**What to work on**
Collect all lines from the records below that include the word "JSON".

**Data records**
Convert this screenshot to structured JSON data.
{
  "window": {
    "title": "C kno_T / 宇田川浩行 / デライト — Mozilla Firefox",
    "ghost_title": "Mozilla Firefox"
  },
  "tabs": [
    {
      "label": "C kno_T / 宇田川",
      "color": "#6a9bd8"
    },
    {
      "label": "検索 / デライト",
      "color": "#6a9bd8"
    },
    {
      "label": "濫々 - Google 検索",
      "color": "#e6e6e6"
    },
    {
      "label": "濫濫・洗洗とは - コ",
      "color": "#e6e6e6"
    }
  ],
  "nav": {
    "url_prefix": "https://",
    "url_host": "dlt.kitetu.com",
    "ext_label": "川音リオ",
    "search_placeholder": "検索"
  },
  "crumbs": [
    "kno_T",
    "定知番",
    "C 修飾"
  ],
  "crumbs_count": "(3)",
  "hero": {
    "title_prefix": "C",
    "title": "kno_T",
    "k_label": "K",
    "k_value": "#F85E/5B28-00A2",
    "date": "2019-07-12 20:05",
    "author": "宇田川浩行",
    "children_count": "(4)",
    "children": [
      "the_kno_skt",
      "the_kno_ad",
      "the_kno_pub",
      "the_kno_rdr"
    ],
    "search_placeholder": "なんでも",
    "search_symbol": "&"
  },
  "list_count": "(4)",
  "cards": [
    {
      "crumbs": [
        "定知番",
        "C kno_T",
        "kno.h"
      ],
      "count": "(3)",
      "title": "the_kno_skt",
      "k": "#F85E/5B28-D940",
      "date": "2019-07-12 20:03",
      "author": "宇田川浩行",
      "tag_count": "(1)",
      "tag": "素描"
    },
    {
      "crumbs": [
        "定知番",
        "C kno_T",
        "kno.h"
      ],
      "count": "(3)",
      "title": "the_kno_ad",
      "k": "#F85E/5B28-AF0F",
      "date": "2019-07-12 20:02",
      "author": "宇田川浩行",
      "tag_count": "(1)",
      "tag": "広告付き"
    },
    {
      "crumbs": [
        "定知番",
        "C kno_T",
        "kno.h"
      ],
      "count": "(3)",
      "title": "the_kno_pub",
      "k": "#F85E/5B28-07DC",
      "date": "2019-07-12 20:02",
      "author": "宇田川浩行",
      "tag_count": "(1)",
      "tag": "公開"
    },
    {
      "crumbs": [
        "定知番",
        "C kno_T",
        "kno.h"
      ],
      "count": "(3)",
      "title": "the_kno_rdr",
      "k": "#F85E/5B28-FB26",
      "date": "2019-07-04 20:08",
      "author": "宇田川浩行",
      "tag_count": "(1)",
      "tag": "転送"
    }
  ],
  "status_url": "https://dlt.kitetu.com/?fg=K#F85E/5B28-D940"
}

==

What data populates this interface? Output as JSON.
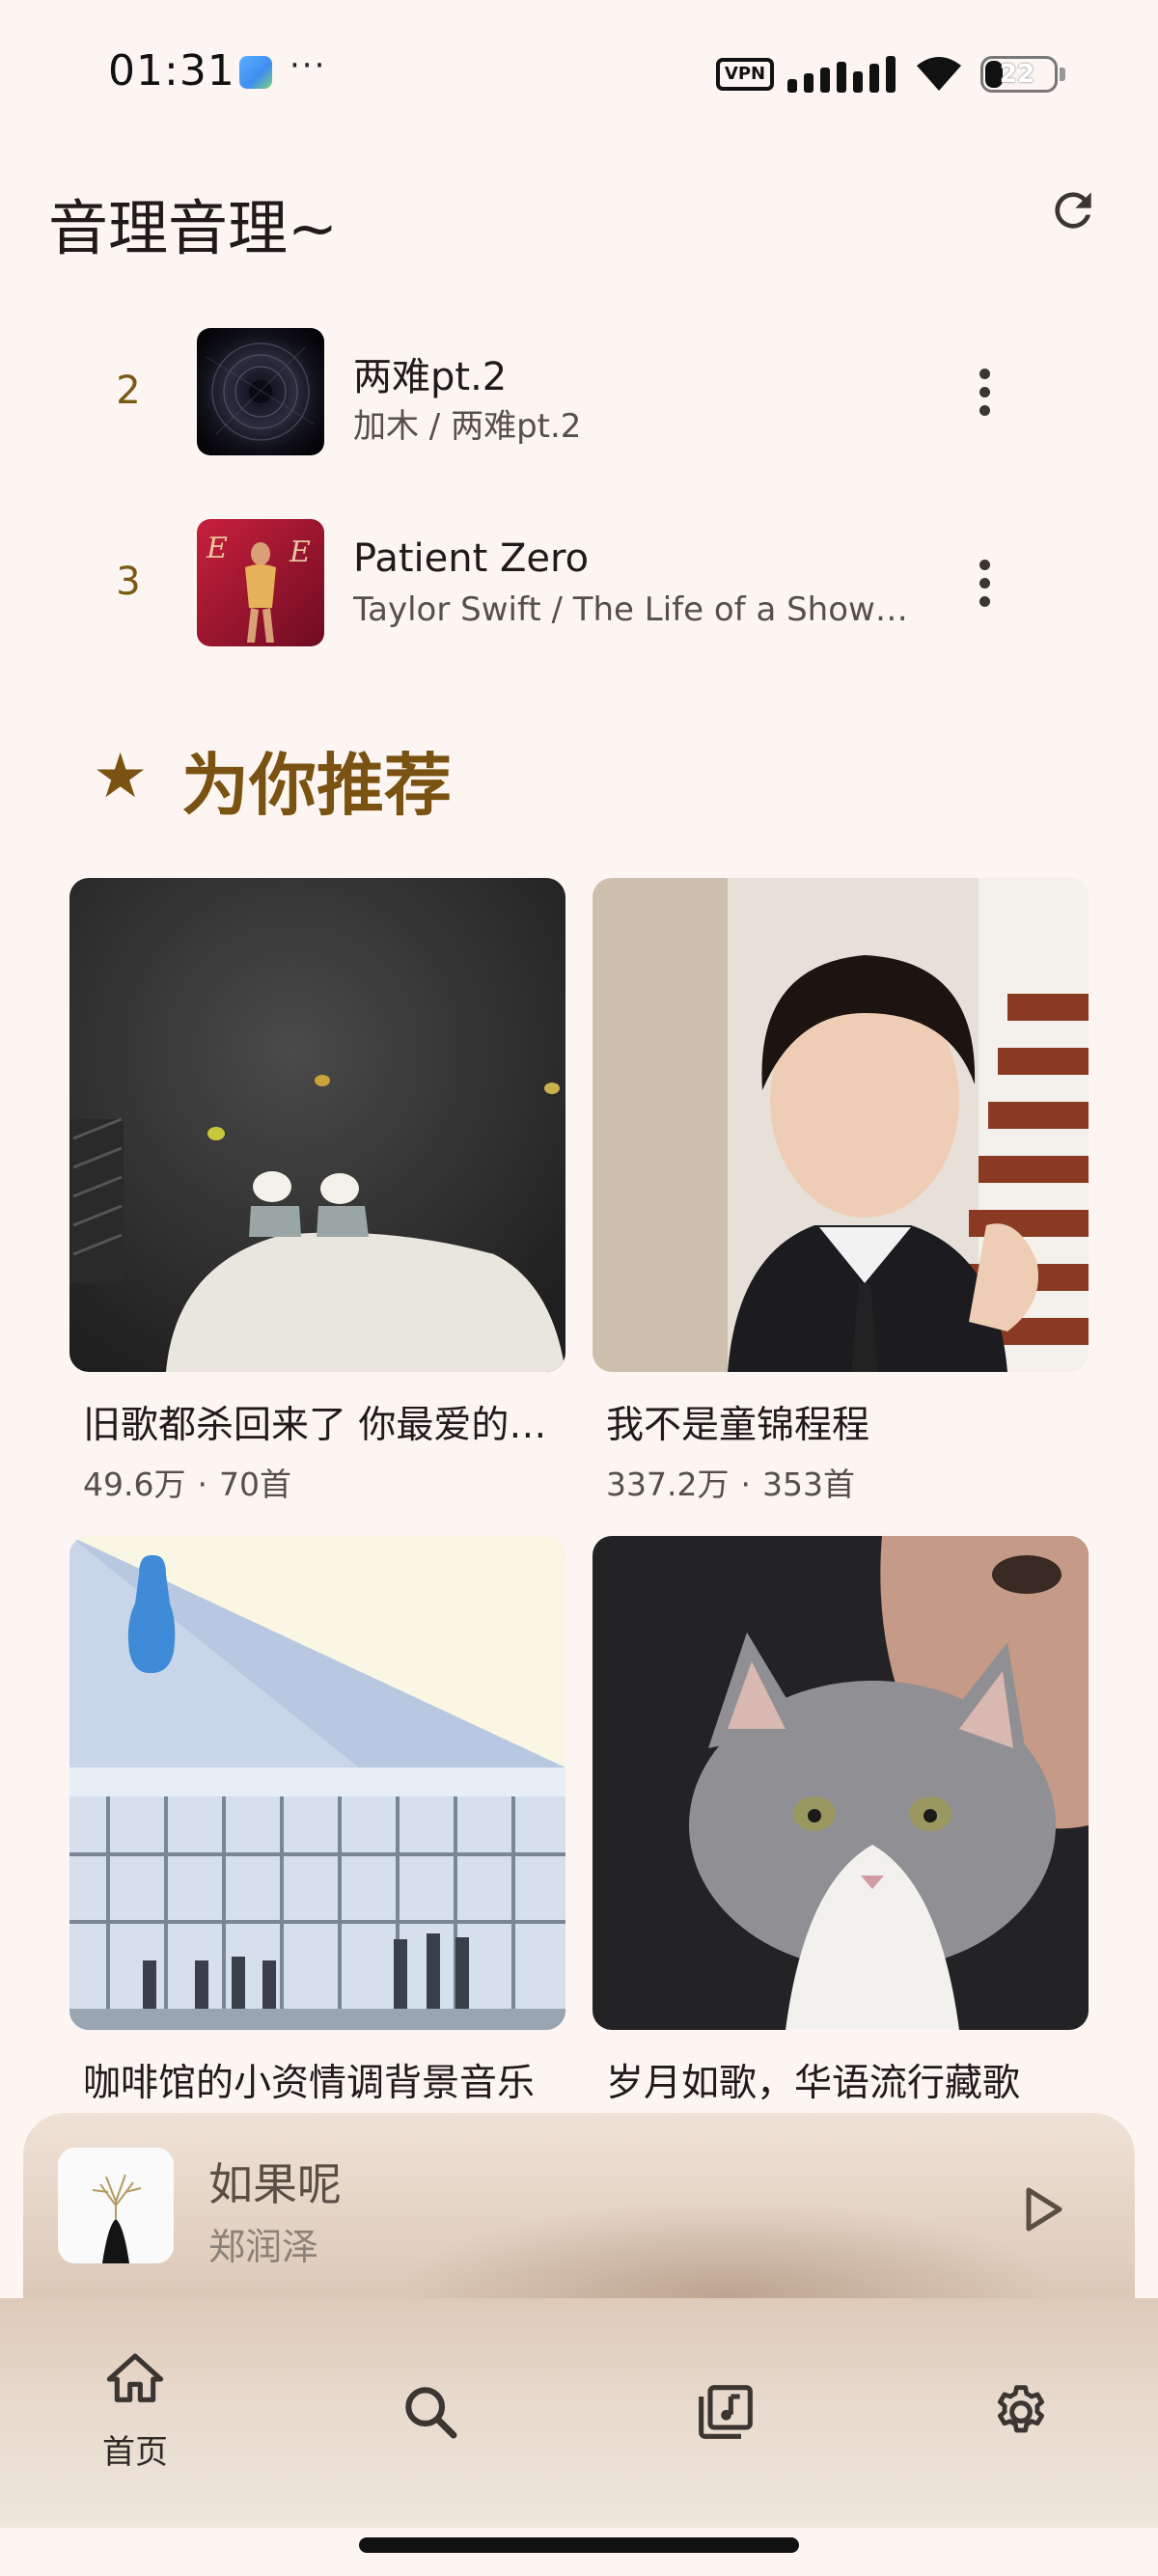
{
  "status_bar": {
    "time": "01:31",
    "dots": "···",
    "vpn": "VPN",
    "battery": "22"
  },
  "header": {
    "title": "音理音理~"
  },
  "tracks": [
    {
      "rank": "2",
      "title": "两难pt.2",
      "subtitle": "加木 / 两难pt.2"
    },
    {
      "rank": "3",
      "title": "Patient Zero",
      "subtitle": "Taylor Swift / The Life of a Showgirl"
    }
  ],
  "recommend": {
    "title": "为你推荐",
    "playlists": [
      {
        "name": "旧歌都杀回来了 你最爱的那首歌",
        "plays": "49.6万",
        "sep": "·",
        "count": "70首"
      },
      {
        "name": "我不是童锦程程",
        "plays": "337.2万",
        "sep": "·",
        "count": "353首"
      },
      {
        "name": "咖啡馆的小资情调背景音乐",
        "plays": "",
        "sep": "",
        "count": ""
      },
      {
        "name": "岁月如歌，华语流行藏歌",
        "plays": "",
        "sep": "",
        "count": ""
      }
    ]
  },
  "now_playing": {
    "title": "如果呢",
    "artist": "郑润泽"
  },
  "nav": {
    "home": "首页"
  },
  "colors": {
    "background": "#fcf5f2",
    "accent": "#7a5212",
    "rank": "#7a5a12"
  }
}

**Solution below**
Convert this screenshot to structured JSON data.
What data populates this interface? Output as JSON.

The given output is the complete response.